# START OF MATERIAL FOR THIS EXERCISE

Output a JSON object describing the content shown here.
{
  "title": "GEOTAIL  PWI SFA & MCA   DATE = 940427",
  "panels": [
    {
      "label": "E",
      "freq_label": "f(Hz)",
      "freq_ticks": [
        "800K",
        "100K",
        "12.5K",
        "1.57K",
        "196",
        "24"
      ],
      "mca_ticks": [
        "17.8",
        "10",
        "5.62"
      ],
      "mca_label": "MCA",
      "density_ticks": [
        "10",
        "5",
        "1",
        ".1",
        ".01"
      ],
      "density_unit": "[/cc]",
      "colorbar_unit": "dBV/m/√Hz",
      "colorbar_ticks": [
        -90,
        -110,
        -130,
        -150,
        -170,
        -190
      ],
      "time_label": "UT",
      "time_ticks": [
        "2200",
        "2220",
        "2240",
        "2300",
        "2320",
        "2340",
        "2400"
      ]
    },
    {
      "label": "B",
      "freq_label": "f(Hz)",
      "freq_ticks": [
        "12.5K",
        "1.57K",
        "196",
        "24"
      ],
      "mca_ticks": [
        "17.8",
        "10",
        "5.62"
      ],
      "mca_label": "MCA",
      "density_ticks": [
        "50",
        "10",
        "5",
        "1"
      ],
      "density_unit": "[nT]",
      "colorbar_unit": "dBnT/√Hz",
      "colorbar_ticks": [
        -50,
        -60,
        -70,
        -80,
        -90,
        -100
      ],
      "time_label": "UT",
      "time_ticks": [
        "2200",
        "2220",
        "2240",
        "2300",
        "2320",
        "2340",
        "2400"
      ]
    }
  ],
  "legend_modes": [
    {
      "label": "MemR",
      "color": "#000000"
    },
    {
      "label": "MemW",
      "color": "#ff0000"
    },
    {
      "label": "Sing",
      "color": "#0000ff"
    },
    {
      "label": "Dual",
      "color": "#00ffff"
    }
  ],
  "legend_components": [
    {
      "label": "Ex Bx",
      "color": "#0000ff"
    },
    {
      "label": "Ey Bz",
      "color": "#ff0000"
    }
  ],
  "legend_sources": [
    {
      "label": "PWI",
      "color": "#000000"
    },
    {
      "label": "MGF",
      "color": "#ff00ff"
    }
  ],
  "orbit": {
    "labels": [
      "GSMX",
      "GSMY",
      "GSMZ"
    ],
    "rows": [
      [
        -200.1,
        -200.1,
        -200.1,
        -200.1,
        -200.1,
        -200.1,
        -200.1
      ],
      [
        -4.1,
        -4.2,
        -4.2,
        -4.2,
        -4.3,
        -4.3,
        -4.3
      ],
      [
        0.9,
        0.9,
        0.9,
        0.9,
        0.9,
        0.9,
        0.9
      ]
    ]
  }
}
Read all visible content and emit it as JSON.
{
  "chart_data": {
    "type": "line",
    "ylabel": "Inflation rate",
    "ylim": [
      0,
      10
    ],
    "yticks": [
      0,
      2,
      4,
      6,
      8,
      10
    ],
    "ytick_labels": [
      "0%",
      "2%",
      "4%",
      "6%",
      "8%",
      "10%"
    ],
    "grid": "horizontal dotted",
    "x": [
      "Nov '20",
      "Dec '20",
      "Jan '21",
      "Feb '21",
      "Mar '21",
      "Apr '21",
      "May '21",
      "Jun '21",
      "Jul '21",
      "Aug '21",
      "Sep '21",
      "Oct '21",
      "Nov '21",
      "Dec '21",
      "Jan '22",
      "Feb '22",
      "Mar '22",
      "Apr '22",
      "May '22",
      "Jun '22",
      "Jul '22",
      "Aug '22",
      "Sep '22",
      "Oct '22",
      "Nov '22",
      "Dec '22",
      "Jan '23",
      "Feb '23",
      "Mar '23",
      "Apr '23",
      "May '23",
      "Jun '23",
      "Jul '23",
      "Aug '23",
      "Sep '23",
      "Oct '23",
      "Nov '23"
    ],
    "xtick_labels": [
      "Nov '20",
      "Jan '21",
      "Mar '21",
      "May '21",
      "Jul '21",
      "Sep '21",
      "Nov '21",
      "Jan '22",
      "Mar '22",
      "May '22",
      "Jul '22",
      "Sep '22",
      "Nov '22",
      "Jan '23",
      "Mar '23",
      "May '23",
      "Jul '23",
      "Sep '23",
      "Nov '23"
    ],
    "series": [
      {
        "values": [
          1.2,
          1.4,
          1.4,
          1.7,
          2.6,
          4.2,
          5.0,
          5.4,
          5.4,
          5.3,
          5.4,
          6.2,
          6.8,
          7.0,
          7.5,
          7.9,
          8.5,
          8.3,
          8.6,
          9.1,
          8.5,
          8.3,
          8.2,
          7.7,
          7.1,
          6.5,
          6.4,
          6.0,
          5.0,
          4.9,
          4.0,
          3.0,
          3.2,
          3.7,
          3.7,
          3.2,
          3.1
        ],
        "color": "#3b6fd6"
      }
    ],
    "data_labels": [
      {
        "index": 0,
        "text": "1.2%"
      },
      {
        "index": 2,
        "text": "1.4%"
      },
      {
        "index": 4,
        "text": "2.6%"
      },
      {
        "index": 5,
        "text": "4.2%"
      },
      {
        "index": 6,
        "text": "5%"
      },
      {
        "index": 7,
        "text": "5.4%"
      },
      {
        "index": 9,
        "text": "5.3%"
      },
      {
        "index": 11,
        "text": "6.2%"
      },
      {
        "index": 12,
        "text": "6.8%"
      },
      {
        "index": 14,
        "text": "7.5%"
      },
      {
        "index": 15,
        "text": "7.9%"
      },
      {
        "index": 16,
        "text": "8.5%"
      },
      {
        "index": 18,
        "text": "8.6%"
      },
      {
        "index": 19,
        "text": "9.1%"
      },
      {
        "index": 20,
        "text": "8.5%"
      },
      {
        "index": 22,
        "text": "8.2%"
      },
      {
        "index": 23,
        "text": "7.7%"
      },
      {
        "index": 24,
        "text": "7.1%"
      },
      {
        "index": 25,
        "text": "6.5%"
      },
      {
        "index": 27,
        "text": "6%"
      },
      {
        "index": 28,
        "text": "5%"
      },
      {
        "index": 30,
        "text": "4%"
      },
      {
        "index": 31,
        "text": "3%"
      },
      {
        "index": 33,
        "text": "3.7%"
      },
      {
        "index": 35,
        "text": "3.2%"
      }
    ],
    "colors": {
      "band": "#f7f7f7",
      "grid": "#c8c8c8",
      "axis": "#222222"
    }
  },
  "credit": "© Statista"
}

# END OF MATERIAL FOR THIS EXERCISE

— WORK REQUIRED —
Pick out, from the lines above, every one that contains the string "content".

— TASK SOLUTION —
Output a JSON object describing the content shown here.
Read all visible content and emit it as JSON.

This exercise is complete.